**Task goal**
Each entry below is to be written out exactly, and the pictures are to be left out.

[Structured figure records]
:::

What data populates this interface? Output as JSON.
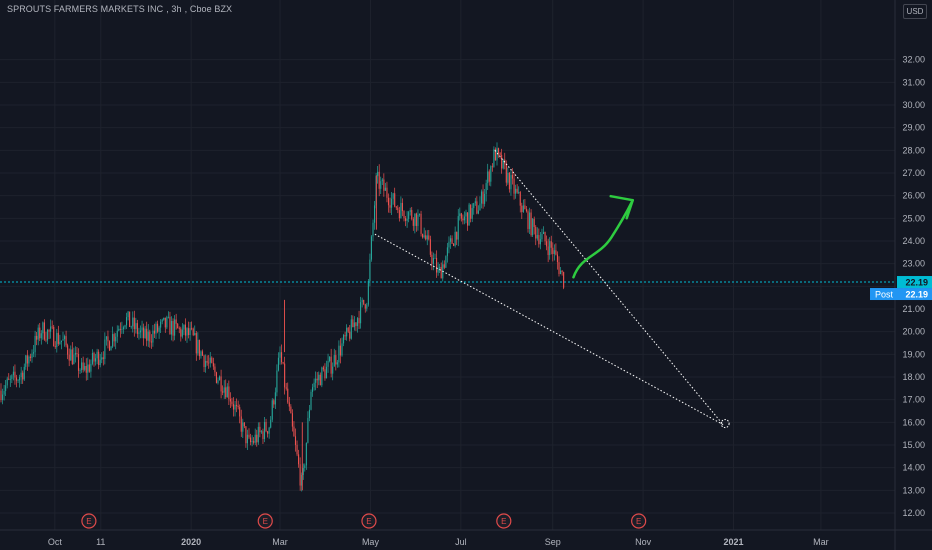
{
  "header": {
    "symbol": "SPROUTS FARMERS MARKETS INC",
    "interval": "3h",
    "exchange": "Cboe BZX",
    "currency": "USD"
  },
  "colors": {
    "background": "#131722",
    "grid": "#1e222d",
    "up": "#26a69a",
    "down": "#ef5350",
    "price_line": "#00bcd4",
    "arrow": "#2ecc40",
    "earnings": "#e04a4a",
    "axis_text": "#b2b5be",
    "label_bg": "#2196f3"
  },
  "price_label": {
    "value": "22.19",
    "session": "Post",
    "session_value": "22.19"
  },
  "earnings_marker": "E",
  "chart_data": {
    "type": "candlestick",
    "title": "SPROUTS FARMERS MARKETS INC, 3h, Cboe BZX",
    "ylabel": "",
    "ylim": [
      11.5,
      33.0
    ],
    "y_ticks": [
      "12.00",
      "13.00",
      "14.00",
      "15.00",
      "16.00",
      "17.00",
      "18.00",
      "19.00",
      "20.00",
      "21.00",
      "22.00",
      "23.00",
      "24.00",
      "25.00",
      "26.00",
      "27.00",
      "28.00",
      "29.00",
      "30.00",
      "31.00",
      "32.00"
    ],
    "x_ticks": [
      "Oct",
      "11",
      "2020",
      "Mar",
      "May",
      "Jul",
      "Sep",
      "Nov",
      "2021",
      "Mar"
    ],
    "x_range": [
      "2019-08-25",
      "2021-04-20"
    ],
    "price_trend": [
      {
        "date": "2019-08-25",
        "close": 17.4
      },
      {
        "date": "2019-09-08",
        "close": 18.1
      },
      {
        "date": "2019-09-22",
        "close": 20.1
      },
      {
        "date": "2019-10-06",
        "close": 19.6
      },
      {
        "date": "2019-10-20",
        "close": 18.2
      },
      {
        "date": "2019-11-03",
        "close": 19.2
      },
      {
        "date": "2019-11-17",
        "close": 20.6
      },
      {
        "date": "2019-12-01",
        "close": 19.7
      },
      {
        "date": "2019-12-15",
        "close": 20.3
      },
      {
        "date": "2020-01-01",
        "close": 19.8
      },
      {
        "date": "2020-01-12",
        "close": 18.6
      },
      {
        "date": "2020-01-26",
        "close": 17.4
      },
      {
        "date": "2020-02-09",
        "close": 15.0
      },
      {
        "date": "2020-02-23",
        "close": 15.9
      },
      {
        "date": "2020-03-01",
        "close": 19.0
      },
      {
        "date": "2020-03-08",
        "close": 16.1
      },
      {
        "date": "2020-03-16",
        "close": 13.1
      },
      {
        "date": "2020-03-22",
        "close": 17.6
      },
      {
        "date": "2020-04-05",
        "close": 18.6
      },
      {
        "date": "2020-04-19",
        "close": 20.2
      },
      {
        "date": "2020-04-29",
        "close": 21.6
      },
      {
        "date": "2020-05-05",
        "close": 26.7
      },
      {
        "date": "2020-05-19",
        "close": 25.5
      },
      {
        "date": "2020-06-02",
        "close": 25.0
      },
      {
        "date": "2020-06-16",
        "close": 22.5
      },
      {
        "date": "2020-06-30",
        "close": 24.8
      },
      {
        "date": "2020-07-14",
        "close": 25.6
      },
      {
        "date": "2020-07-24",
        "close": 27.9
      },
      {
        "date": "2020-08-04",
        "close": 26.5
      },
      {
        "date": "2020-08-18",
        "close": 24.6
      },
      {
        "date": "2020-09-01",
        "close": 23.6
      },
      {
        "date": "2020-09-09",
        "close": 22.19
      }
    ],
    "current_price": 22.19,
    "earnings_dates": [
      "2019-10-24",
      "2020-02-20",
      "2020-04-30",
      "2020-07-30",
      "2020-10-29"
    ],
    "annotations": {
      "wedge_upper": [
        {
          "date": "2020-07-24",
          "price": 28.0
        },
        {
          "date": "2020-12-25",
          "price": 15.9
        }
      ],
      "wedge_lower": [
        {
          "date": "2020-05-04",
          "price": 24.3
        },
        {
          "date": "2020-12-25",
          "price": 15.9
        }
      ],
      "arrow": [
        {
          "date": "2020-09-15",
          "price": 22.4
        },
        {
          "date": "2020-10-25",
          "price": 25.8
        }
      ]
    }
  }
}
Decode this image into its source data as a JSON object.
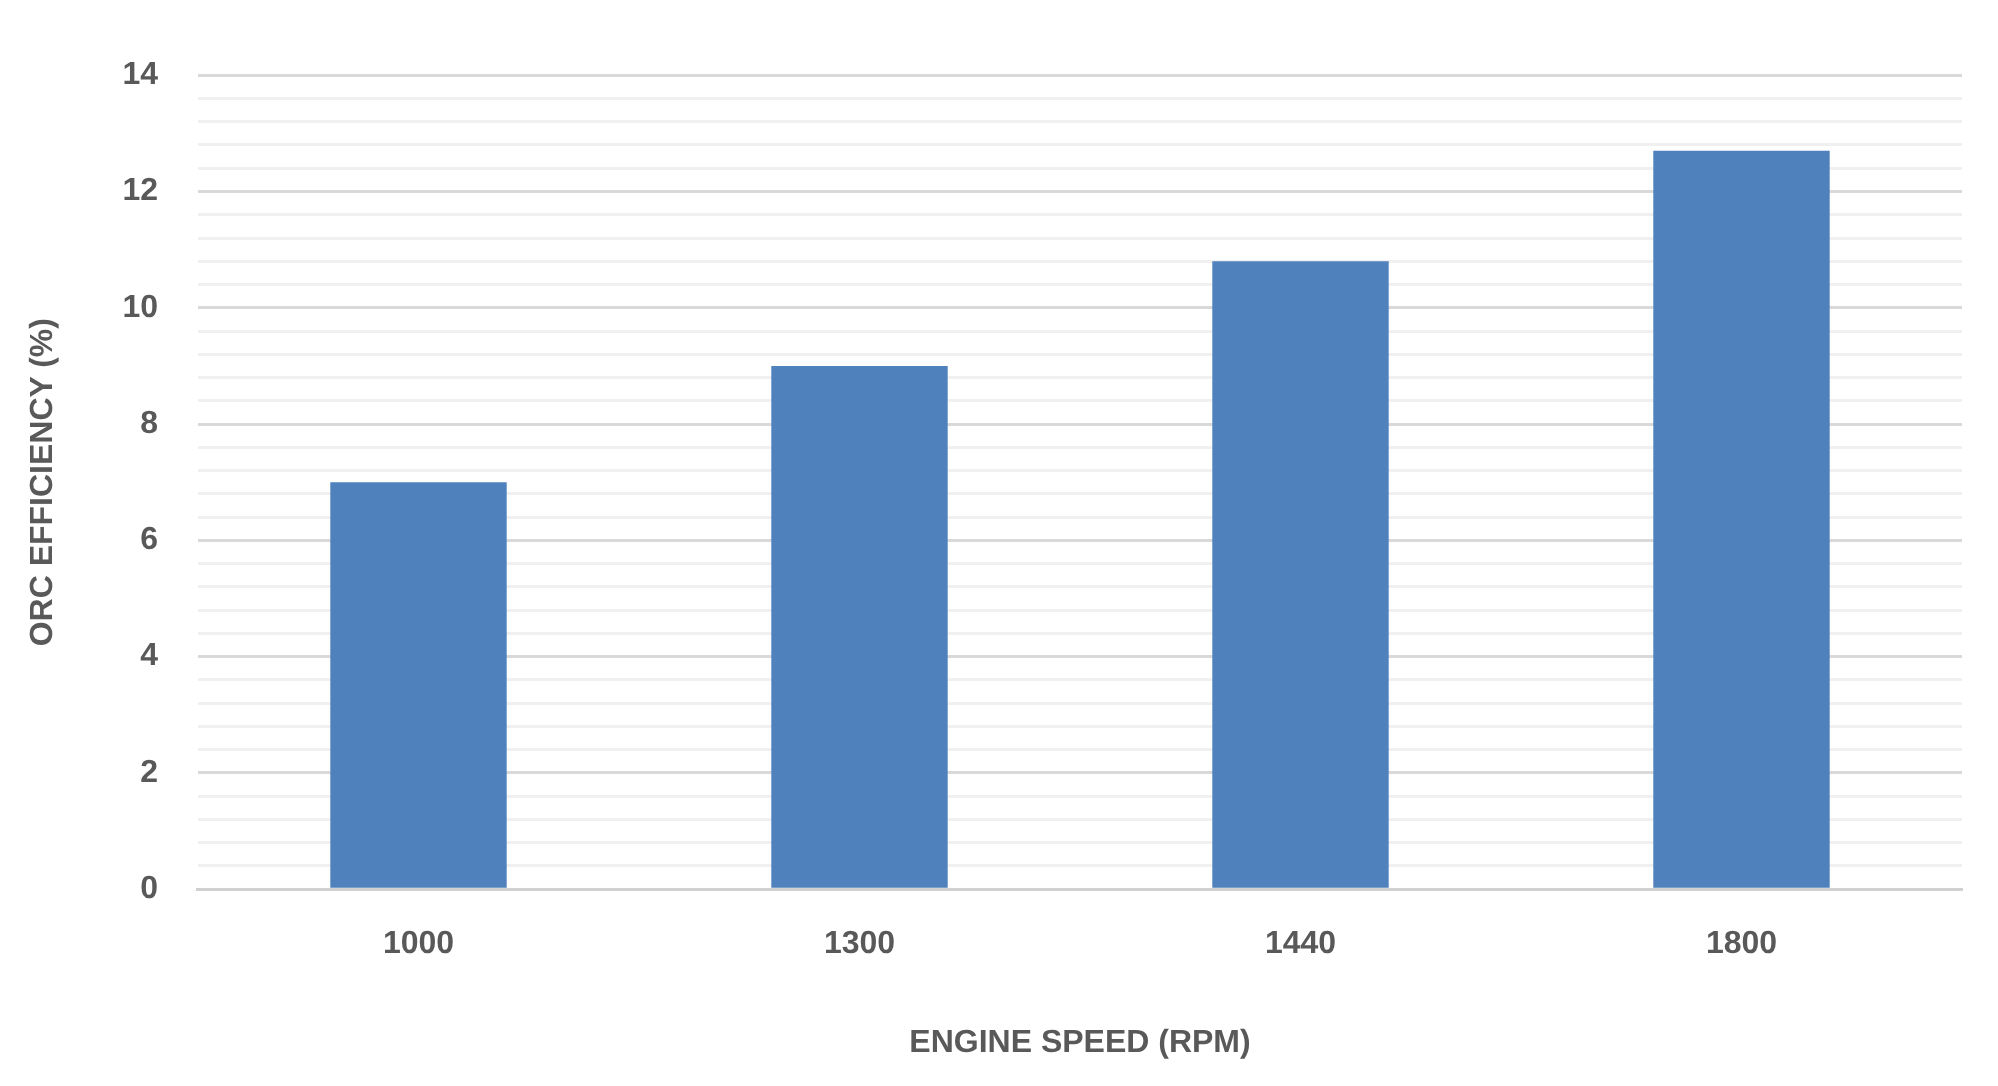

:::

**Full response**
What data populates this interface? Output as JSON.
{
  "header": {
    "symbol": "SPROUTS FARMERS MARKETS INC",
    "interval": "3h",
    "exchange": "Cboe BZX",
    "currency": "USD"
  },
  "colors": {
    "background": "#131722",
    "grid": "#1e222d",
    "up": "#26a69a",
    "down": "#ef5350",
    "price_line": "#00bcd4",
    "arrow": "#2ecc40",
    "earnings": "#e04a4a",
    "axis_text": "#b2b5be",
    "label_bg": "#2196f3"
  },
  "price_label": {
    "value": "22.19",
    "session": "Post",
    "session_value": "22.19"
  },
  "earnings_marker": "E",
  "chart_data": {
    "type": "candlestick",
    "title": "SPROUTS FARMERS MARKETS INC, 3h, Cboe BZX",
    "ylabel": "",
    "ylim": [
      11.5,
      33.0
    ],
    "y_ticks": [
      "12.00",
      "13.00",
      "14.00",
      "15.00",
      "16.00",
      "17.00",
      "18.00",
      "19.00",
      "20.00",
      "21.00",
      "22.00",
      "23.00",
      "24.00",
      "25.00",
      "26.00",
      "27.00",
      "28.00",
      "29.00",
      "30.00",
      "31.00",
      "32.00"
    ],
    "x_ticks": [
      "Oct",
      "11",
      "2020",
      "Mar",
      "May",
      "Jul",
      "Sep",
      "Nov",
      "2021",
      "Mar"
    ],
    "x_range": [
      "2019-08-25",
      "2021-04-20"
    ],
    "price_trend": [
      {
        "date": "2019-08-25",
        "close": 17.4
      },
      {
        "date": "2019-09-08",
        "close": 18.1
      },
      {
        "date": "2019-09-22",
        "close": 20.1
      },
      {
        "date": "2019-10-06",
        "close": 19.6
      },
      {
        "date": "2019-10-20",
        "close": 18.2
      },
      {
        "date": "2019-11-03",
        "close": 19.2
      },
      {
        "date": "2019-11-17",
        "close": 20.6
      },
      {
        "date": "2019-12-01",
        "close": 19.7
      },
      {
        "date": "2019-12-15",
        "close": 20.3
      },
      {
        "date": "2020-01-01",
        "close": 19.8
      },
      {
        "date": "2020-01-12",
        "close": 18.6
      },
      {
        "date": "2020-01-26",
        "close": 17.4
      },
      {
        "date": "2020-02-09",
        "close": 15.0
      },
      {
        "date": "2020-02-23",
        "close": 15.9
      },
      {
        "date": "2020-03-01",
        "close": 19.0
      },
      {
        "date": "2020-03-08",
        "close": 16.1
      },
      {
        "date": "2020-03-16",
        "close": 13.1
      },
      {
        "date": "2020-03-22",
        "close": 17.6
      },
      {
        "date": "2020-04-05",
        "close": 18.6
      },
      {
        "date": "2020-04-19",
        "close": 20.2
      },
      {
        "date": "2020-04-29",
        "close": 21.6
      },
      {
        "date": "2020-05-05",
        "close": 26.7
      },
      {
        "date": "2020-05-19",
        "close": 25.5
      },
      {
        "date": "2020-06-02",
        "close": 25.0
      },
      {
        "date": "2020-06-16",
        "close": 22.5
      },
      {
        "date": "2020-06-30",
        "close": 24.8
      },
      {
        "date": "2020-07-14",
        "close": 25.6
      },
      {
        "date": "2020-07-24",
        "close": 27.9
      },
      {
        "date": "2020-08-04",
        "close": 26.5
      },
      {
        "date": "2020-08-18",
        "close": 24.6
      },
      {
        "date": "2020-09-01",
        "close": 23.6
      },
      {
        "date": "2020-09-09",
        "close": 22.19
      }
    ],
    "current_price": 22.19,
    "earnings_dates": [
      "2019-10-24",
      "2020-02-20",
      "2020-04-30",
      "2020-07-30",
      "2020-10-29"
    ],
    "annotations": {
      "wedge_upper": [
        {
          "date": "2020-07-24",
          "price": 28.0
        },
        {
          "date": "2020-12-25",
          "price": 15.9
        }
      ],
      "wedge_lower": [
        {
          "date": "2020-05-04",
          "price": 24.3
        },
        {
          "date": "2020-12-25",
          "price": 15.9
        }
      ],
      "arrow": [
        {
          "date": "2020-09-15",
          "price": 22.4
        },
        {
          "date": "2020-10-25",
          "price": 25.8
        }
      ]
    }
  }
}
Decode this image into its source data as a JSON object.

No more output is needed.